» What is being asked
From the line that holds "Type out the text in this image." to the last line of the data, copy everything exactly; leave out all the rest.

» Data to process
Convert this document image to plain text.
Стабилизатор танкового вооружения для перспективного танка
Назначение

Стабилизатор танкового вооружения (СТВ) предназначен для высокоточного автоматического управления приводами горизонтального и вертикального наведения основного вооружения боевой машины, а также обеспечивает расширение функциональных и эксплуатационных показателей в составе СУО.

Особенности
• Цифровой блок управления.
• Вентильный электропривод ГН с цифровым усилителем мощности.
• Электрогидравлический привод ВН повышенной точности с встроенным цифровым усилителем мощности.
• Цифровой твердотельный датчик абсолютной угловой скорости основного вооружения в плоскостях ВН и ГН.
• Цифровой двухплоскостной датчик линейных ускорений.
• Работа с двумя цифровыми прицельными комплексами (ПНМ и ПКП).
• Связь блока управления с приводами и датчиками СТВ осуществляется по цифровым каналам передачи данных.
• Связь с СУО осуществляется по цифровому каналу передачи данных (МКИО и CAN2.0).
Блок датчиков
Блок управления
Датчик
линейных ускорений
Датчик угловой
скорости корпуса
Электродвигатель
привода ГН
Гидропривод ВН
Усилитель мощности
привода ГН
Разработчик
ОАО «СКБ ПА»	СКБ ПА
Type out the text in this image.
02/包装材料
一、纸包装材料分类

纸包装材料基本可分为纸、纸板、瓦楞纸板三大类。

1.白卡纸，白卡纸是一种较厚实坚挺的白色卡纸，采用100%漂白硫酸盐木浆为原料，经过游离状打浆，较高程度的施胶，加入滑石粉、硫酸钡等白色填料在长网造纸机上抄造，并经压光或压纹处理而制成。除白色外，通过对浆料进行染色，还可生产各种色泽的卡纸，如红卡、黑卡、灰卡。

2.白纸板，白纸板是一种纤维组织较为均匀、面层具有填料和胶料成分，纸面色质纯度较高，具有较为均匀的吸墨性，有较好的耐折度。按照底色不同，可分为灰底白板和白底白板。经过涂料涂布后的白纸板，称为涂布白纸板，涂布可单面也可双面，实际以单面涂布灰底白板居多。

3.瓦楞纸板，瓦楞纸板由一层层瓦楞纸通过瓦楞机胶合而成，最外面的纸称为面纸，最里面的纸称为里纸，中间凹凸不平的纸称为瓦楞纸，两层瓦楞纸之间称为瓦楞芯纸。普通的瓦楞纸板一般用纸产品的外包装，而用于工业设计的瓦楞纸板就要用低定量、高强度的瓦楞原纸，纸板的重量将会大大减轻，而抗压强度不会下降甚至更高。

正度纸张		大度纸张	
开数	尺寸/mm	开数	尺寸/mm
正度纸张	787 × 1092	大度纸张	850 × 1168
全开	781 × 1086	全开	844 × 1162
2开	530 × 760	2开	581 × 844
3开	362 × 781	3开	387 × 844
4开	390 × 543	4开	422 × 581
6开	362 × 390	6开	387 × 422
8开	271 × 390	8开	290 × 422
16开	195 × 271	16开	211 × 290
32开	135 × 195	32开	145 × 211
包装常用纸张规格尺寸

» Final result
Type out the text in this image.
02/包装材料
一、纸包装材料分类

纸包装材料基本可分为纸、纸板、瓦楞纸板三大类。

1.白卡纸，白卡纸是一种较厚实坚挺的白色卡纸，采用100%漂白硫酸盐木浆为原料，经过游离状打浆，较高程度的施胶，加入滑石粉、硫酸钡等白色填料在长网造纸机上抄造，并经压光或压纹处理而制成。除白色外，通过对浆料进行染色，还可生产各种色泽的卡纸，如红卡、黑卡、灰卡。

2.白纸板，白纸板是一种纤维组织较为均匀、面层具有填料和胶料成分，纸面色质纯度较高，具有较为均匀的吸墨性，有较好的耐折度。按照底色不同，可分为灰底白板和白底白板。经过涂料涂布后的白纸板，称为涂布白纸板，涂布可单面也可双面，实际以单面涂布灰底白板居多。

3.瓦楞纸板，瓦楞纸板由一层层瓦楞纸通过瓦楞机胶合而成，最外面的纸称为面纸，最里面的纸称为里纸，中间凹凸不平的纸称为瓦楞纸，两层瓦楞纸之间称为瓦楞芯纸。普通的瓦楞纸板一般用纸产品的外包装，而用于工业设计的瓦楞纸板就要用低定量、高强度的瓦楞原纸，纸板的重量将会大大减轻，而抗压强度不会下降甚至更高。

正度纸张		大度纸张	
开数	尺寸/mm	开数	尺寸/mm
正度纸张	787 × 1092	大度纸张	850 × 1168
全开	781 × 1086	全开	844 × 1162
2开	530 × 760	2开	581 × 844
3开	362 × 781	3开	387 × 844
4开	390 × 543	4开	422 × 581
6开	362 × 390	6开	387 × 422
8开	271 × 390	8开	290 × 422
16开	195 × 271	16开	211 × 290
32开	135 × 195	32开	145 × 211
包装常用纸张规格尺寸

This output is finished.